» Exercise instructions
Give the material once more, word for word, without any images.

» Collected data
----

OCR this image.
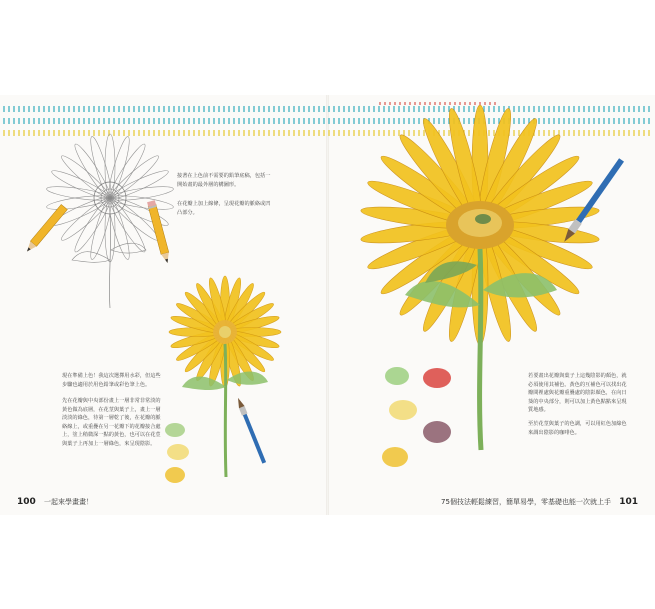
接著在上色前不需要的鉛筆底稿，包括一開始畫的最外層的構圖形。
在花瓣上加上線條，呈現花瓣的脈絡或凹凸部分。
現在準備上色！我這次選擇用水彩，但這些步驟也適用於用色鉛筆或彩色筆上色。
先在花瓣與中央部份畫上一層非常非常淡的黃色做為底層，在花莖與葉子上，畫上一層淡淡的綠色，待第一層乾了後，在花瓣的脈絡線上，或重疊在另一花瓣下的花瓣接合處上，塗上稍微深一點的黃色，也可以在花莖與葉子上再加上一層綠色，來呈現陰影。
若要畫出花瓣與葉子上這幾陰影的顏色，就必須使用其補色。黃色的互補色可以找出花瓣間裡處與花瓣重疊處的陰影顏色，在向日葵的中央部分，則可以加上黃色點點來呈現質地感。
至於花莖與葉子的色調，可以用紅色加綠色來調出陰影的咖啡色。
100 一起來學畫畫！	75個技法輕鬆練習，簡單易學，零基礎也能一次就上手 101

----

» Response to the task
OCR this image.
接著在上色前不需要的鉛筆底稿，包括一開始畫的最外層的構圖形。
在花瓣上加上線條，呈現花瓣的脈絡或凹凸部分。
現在準備上色！我這次選擇用水彩，但這些步驟也適用於用色鉛筆或彩色筆上色。
先在花瓣與中央部份畫上一層非常非常淡的黃色做為底層，在花莖與葉子上，畫上一層淡淡的綠色，待第一層乾了後，在花瓣的脈絡線上，或重疊在另一花瓣下的花瓣接合處上，塗上稍微深一點的黃色，也可以在花莖與葉子上再加上一層綠色，來呈現陰影。
若要畫出花瓣與葉子上這幾陰影的顏色，就必須使用其補色。黃色的互補色可以找出花瓣間裡處與花瓣重疊處的陰影顏色，在向日葵的中央部分，則可以加上黃色點點來呈現質地感。
至於花莖與葉子的色調，可以用紅色加綠色來調出陰影的咖啡色。
100 一起來學畫畫！	75個技法輕鬆練習，簡單易學，零基礎也能一次就上手 101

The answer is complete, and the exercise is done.